● Tasks to carry out
**A.** Could you retype everything in the passage on identifying anorexia nervosa from "The primary care" down to "onset is 16-17."?
**B.** Answer these about the passage on identifying anorexia nervosa:
(i) What is the mean age of onset?
(ii) Who frequently made the initial contact?
(iii) Which occupations are given as examples of risk factors?
**C.** Can you write what comes next in the passage on identifying anorexia nervosa, starting after its last sentence?

● Document segment
::::

Identification of anorexia nervosa

Identification of anorexia nervosa image

The primary care team may have the opportunity to screen high-risk groups and is also likely to be the first point of contact with the patient. Frequently initial contact was made by a worried relative or school teacher who has observed weight loss or specific food related behaviours such as skipping meals, hiding food or adopting a restricted diet. Indeed any of the physical, psychological or social behaviours listed.

There is a danger that the inexperienced practitioner may make light of the symptoms or feel that they are self-inflicted. The history must be taken with a sympathetic ear and in an empathetic and non-judgemental manner. A careful history should be taken and matched against the diagnostic criteria. The mean age of onset is 16-17.

The NICE guidance lists the following factors to be considered

  • Risk factors – family history of eating disorder, Type 1 diabetes, previously overweight, occupation (e.g. athlete, dancer, model). Although adolescent girls and young women constitute the principal population at risk, it should be remembered that eating disorders also occur in ethnic minorities, men and children.

::::

● Data for analysis
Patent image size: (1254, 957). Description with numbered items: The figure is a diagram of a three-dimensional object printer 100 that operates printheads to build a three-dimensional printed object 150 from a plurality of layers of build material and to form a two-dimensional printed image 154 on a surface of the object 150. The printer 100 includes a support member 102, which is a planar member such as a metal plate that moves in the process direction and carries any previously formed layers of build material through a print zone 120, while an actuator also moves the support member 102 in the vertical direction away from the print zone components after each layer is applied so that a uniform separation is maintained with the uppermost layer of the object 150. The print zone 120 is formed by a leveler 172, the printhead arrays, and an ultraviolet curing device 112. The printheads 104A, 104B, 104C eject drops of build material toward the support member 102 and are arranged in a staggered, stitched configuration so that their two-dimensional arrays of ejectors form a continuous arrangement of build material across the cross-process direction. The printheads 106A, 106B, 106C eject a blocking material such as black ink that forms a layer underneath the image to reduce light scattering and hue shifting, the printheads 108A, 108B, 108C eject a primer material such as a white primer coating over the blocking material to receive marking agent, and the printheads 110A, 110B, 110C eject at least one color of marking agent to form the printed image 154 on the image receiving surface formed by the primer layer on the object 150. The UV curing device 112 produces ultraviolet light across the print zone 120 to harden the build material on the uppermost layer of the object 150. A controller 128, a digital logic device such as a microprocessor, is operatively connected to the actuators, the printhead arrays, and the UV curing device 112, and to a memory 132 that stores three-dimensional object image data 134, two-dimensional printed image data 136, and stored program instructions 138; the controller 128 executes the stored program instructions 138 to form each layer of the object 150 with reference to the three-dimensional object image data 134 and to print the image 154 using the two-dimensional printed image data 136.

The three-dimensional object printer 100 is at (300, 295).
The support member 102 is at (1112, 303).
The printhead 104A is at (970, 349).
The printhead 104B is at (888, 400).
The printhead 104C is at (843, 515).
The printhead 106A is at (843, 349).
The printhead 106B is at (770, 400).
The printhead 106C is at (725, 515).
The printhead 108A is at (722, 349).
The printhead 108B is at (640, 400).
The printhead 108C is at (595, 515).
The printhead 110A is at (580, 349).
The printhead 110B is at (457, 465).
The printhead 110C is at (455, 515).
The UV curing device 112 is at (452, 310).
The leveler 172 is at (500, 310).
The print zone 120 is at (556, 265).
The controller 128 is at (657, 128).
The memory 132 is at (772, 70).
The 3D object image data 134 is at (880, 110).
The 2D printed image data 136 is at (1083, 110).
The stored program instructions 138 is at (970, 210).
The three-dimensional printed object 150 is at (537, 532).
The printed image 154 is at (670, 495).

::::

● Answers to the exercise
**A.**
The primary care team may have the opportunity to screen high-risk groups and is also likely to be the first point of contact with the patient. Frequently initial contact was made by a worried relative or school teacher who has observed weight loss or specific food related behaviours such as skipping meals, hiding food or adopting a restricted diet. Indeed any of the physical, psychological or social behaviours listed.

There is a danger that the inexperienced practitioner may make light of the symptoms or feel that they are self-inflicted. The history must be taken with a sympathetic ear and in an empathetic and non-judgemental manner. A careful history should be taken and matched against the diagnostic criteria. The mean age of onset is 16-17.

**B.**
(i) 16-17
(ii) A worried relative or school teacher
(iii) Athlete, dancer, model

**C.**
  • Differential diagnosis of weight loss – includes malabsorbtion (e.g. coeliac disease, inflammatory bowel disease), neoplasm, illicit drug use, infection (e.g. TB), autoimmune disease, endocrine disorders (e.g. hyperthyroidism).
  • Differential diagnosis of amenorrhoea – includes pregnancy, primary ovarian failure, polycystic ovary syndrome, pituitary prolactinoma, uterine problems and other hypothalmic causes.
  • Psychiatric differential diagnosis – includes depression, obsessive-compulsive disorder, somatisation and, rarely, psychosis.

A physical examination is required to calculate the BMI (or use centile charts for persons aged less than 18), pulse and blood pressure should be taken. In patients showing a degree of emaciation, core temperature examination of the peripheries for circulation and oedema, a check for postural hypotension and a squat test to check muscle power should also be performed. The patient is asked to squat and then rise without using their arms. If the patient needs to use their arms to balance then this may indicate a moderate risk, if the patient needs to use their arms to leverage themselves up this is an indication of profound muscle weakness and high risk.

Full blood count, ESR, U+E, Creatinine, liver function tests, random blood glucose and urinalysis would screen for most of the common differential diagnoses. An ECG may be appropriate particularly if there is bradycardia, electrolyte imbalance or a BMI of less than 15. In more severe cases calcium, magnesium, phosphate, serum proteins and creatinine kinase may also be required. In the differential diagnosis of amenorrhoea with weight loss thyroid function, follicle stimulator hormone, luteinising hormone, prolactin and a chest x-ray should be performed.

A DEXA scan may be required to identify bone loss in chronic cases or in cases with prolonged amenorrhoea.

The Royal College of Psychiatrists has produced an algorithm for the initial diagnosis and management of suspected cases of eating disorder.